[Rows from a figure dataset]
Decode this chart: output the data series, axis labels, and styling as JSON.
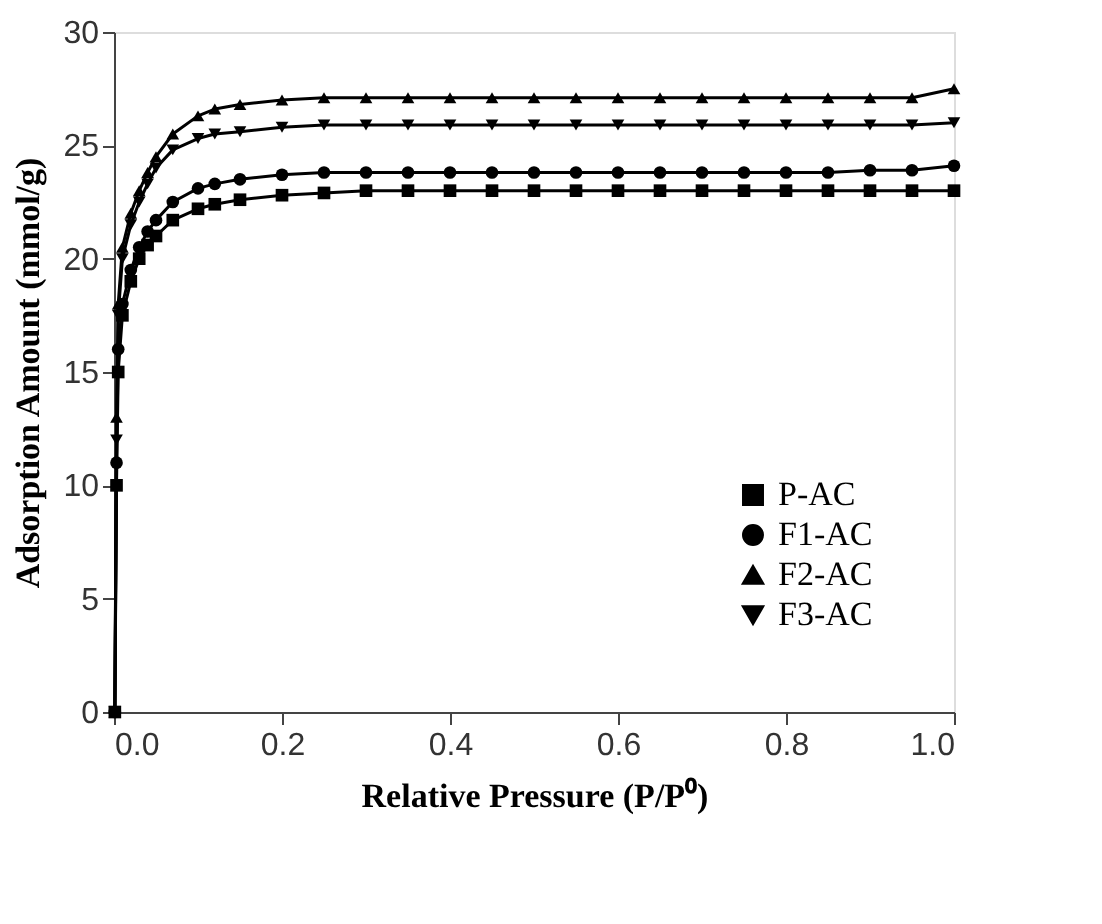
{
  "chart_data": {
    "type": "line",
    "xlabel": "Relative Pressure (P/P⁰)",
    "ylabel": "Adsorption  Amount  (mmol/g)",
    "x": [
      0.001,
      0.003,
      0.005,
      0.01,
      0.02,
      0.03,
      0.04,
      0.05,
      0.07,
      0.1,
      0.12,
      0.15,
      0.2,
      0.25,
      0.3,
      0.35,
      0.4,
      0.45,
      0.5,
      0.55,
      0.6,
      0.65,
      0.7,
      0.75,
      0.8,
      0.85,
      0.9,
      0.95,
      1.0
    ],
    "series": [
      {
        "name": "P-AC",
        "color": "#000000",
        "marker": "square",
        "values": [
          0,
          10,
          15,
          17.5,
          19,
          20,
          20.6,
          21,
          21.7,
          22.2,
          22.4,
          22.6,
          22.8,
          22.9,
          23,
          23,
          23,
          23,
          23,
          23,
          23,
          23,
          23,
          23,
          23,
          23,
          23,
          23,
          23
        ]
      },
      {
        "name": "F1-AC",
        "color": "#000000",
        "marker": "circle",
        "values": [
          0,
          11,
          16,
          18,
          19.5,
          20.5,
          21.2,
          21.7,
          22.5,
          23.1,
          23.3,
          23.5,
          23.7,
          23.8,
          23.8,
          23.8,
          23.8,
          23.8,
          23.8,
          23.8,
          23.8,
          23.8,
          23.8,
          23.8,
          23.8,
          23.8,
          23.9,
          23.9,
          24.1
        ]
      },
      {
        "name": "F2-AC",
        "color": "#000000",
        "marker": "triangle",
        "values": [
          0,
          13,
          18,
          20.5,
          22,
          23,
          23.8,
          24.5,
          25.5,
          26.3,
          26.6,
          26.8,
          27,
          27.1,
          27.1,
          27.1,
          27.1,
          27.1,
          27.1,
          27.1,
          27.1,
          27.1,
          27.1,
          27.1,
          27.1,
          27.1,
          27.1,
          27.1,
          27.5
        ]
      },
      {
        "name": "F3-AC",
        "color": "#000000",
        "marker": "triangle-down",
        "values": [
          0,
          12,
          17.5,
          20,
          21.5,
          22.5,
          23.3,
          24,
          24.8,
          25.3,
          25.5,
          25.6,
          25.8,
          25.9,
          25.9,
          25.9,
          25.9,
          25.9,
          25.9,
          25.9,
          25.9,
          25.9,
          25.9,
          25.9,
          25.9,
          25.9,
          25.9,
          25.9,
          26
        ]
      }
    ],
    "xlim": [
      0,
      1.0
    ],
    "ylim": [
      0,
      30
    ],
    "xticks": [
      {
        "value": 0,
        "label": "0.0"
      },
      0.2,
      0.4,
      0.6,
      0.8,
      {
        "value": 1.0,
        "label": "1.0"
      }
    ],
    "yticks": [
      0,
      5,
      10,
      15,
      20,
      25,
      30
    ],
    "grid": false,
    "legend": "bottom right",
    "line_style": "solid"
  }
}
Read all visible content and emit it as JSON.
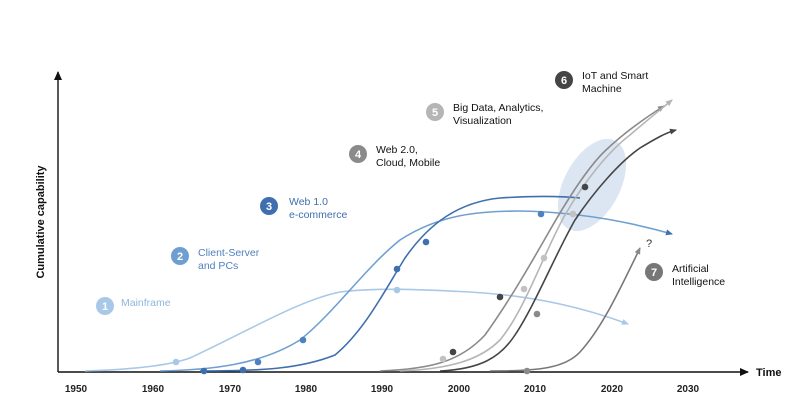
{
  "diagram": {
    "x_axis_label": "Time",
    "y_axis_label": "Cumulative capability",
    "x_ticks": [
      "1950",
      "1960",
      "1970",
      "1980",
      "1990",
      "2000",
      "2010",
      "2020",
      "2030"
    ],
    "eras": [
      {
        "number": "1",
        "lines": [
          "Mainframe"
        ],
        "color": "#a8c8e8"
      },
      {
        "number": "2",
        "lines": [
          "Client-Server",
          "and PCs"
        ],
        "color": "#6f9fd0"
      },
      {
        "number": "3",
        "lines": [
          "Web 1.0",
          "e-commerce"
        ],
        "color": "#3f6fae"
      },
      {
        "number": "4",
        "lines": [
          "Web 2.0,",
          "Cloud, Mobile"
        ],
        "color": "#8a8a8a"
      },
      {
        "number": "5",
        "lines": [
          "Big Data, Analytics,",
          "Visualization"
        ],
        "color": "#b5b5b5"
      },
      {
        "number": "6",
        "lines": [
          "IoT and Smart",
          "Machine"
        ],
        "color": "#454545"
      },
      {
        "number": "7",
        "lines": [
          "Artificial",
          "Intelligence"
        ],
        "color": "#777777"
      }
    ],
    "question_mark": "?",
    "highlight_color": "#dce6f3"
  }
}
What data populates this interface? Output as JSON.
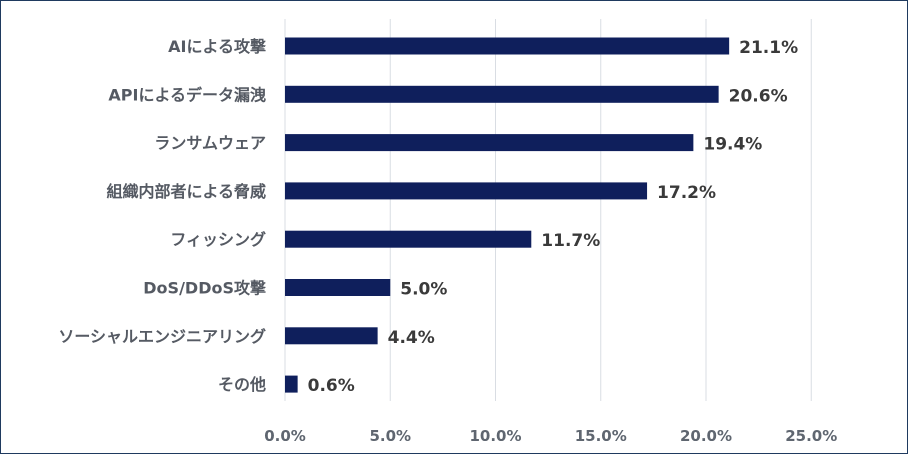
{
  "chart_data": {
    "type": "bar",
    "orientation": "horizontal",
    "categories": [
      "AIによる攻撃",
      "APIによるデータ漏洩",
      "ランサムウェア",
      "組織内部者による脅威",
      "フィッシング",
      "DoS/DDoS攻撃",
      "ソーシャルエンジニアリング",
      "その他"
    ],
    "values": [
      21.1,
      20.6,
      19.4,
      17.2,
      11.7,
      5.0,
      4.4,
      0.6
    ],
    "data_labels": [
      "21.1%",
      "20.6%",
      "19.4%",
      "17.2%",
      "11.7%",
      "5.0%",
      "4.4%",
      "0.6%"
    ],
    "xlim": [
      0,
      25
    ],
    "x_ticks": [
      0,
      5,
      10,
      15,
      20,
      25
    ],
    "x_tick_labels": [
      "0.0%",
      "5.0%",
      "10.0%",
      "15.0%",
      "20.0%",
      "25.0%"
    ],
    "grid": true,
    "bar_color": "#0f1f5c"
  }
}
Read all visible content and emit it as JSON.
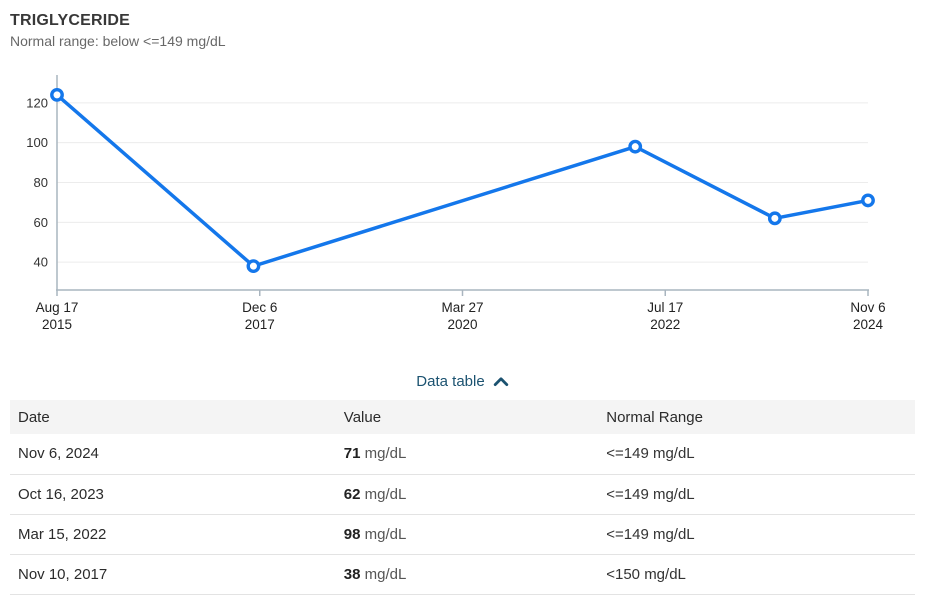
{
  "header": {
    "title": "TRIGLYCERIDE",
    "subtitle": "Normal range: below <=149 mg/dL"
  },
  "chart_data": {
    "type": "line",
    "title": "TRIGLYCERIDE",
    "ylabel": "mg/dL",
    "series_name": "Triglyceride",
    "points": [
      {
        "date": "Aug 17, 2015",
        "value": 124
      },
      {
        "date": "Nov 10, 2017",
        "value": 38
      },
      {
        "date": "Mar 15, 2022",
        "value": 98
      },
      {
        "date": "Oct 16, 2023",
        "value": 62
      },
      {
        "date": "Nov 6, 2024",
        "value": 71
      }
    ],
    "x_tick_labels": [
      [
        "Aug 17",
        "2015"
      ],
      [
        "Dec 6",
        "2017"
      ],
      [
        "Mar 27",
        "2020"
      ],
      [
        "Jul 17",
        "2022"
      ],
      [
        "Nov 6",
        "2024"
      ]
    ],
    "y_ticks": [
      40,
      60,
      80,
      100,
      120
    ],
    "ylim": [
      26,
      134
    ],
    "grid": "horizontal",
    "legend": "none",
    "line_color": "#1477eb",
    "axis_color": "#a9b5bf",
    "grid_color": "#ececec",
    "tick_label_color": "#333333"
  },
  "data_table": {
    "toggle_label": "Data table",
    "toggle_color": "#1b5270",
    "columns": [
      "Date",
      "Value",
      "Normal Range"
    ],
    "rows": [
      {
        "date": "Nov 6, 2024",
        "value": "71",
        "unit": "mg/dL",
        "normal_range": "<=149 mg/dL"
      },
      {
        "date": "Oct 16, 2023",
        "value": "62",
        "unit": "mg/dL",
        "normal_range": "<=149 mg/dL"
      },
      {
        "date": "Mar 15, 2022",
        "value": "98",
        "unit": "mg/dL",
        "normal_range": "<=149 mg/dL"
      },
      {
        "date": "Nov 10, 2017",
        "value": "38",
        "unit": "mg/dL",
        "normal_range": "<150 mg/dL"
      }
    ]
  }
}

- _Given problem_
In the records above, how many lines contain the word "JSON"? Give the number alone.

- _Finished answer_
4